↓

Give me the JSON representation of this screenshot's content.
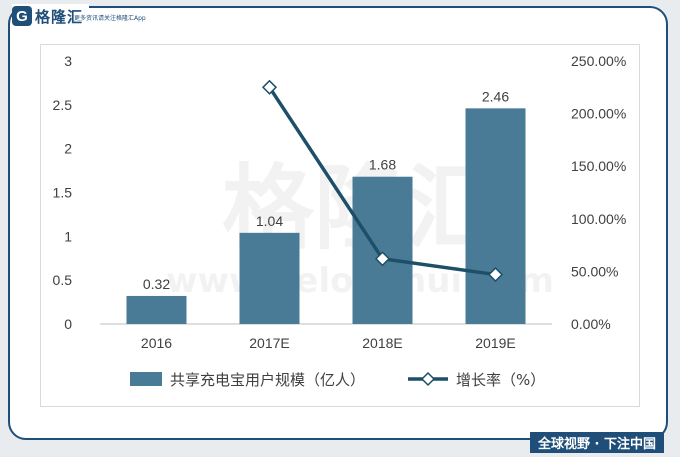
{
  "brand": {
    "logo_letter": "G",
    "name": "格隆汇",
    "tagline": "更多资讯请关注格隆汇App"
  },
  "watermark": {
    "main": "格隆汇",
    "sub": "www.gelonghui.com"
  },
  "footer": {
    "text": "全球视野 · 下注中国"
  },
  "colors": {
    "bar": "#4a7b96",
    "line": "#1d5068",
    "frame": "#1f4e79"
  },
  "chart_data": {
    "type": "bar",
    "categories": [
      "2016",
      "2017E",
      "2018E",
      "2019E"
    ],
    "series": [
      {
        "name": "共享充电宝用户规模（亿人）",
        "type": "bar",
        "axis": "left",
        "values": [
          0.32,
          1.04,
          1.68,
          2.46
        ],
        "data_labels": [
          "0.32",
          "1.04",
          "1.68",
          "2.46"
        ]
      },
      {
        "name": "增长率（%）",
        "type": "line",
        "axis": "right",
        "values": [
          null,
          225,
          62,
          47
        ]
      }
    ],
    "y_left": {
      "ylim": [
        0,
        3
      ],
      "ticks": [
        0,
        0.5,
        1,
        1.5,
        2,
        2.5,
        3
      ],
      "tick_labels": [
        "0",
        "0.5",
        "1",
        "1.5",
        "2",
        "2.5",
        "3"
      ]
    },
    "y_right": {
      "ylim": [
        0,
        250
      ],
      "ticks": [
        0,
        50,
        100,
        150,
        200,
        250
      ],
      "tick_labels": [
        "0.00%",
        "50.00%",
        "100.00%",
        "150.00%",
        "200.00%",
        "250.00%"
      ]
    },
    "grid": false,
    "legend": "bottom"
  }
}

↑

• [WHAT TO DO]:
Copy the listing exactly. Any image in it stays out of the copy.

• [OUTPUT BELOW]:
Give me the JSON representation of this screenshot's content.
{
  "brand": {
    "logo_letter": "G",
    "name": "格隆汇",
    "tagline": "更多资讯请关注格隆汇App"
  },
  "watermark": {
    "main": "格隆汇",
    "sub": "www.gelonghui.com"
  },
  "footer": {
    "text": "全球视野 · 下注中国"
  },
  "colors": {
    "bar": "#4a7b96",
    "line": "#1d5068",
    "frame": "#1f4e79"
  },
  "chart_data": {
    "type": "bar",
    "categories": [
      "2016",
      "2017E",
      "2018E",
      "2019E"
    ],
    "series": [
      {
        "name": "共享充电宝用户规模（亿人）",
        "type": "bar",
        "axis": "left",
        "values": [
          0.32,
          1.04,
          1.68,
          2.46
        ],
        "data_labels": [
          "0.32",
          "1.04",
          "1.68",
          "2.46"
        ]
      },
      {
        "name": "增长率（%）",
        "type": "line",
        "axis": "right",
        "values": [
          null,
          225,
          62,
          47
        ]
      }
    ],
    "y_left": {
      "ylim": [
        0,
        3
      ],
      "ticks": [
        0,
        0.5,
        1,
        1.5,
        2,
        2.5,
        3
      ],
      "tick_labels": [
        "0",
        "0.5",
        "1",
        "1.5",
        "2",
        "2.5",
        "3"
      ]
    },
    "y_right": {
      "ylim": [
        0,
        250
      ],
      "ticks": [
        0,
        50,
        100,
        150,
        200,
        250
      ],
      "tick_labels": [
        "0.00%",
        "50.00%",
        "100.00%",
        "150.00%",
        "200.00%",
        "250.00%"
      ]
    },
    "grid": false,
    "legend": "bottom"
  }
}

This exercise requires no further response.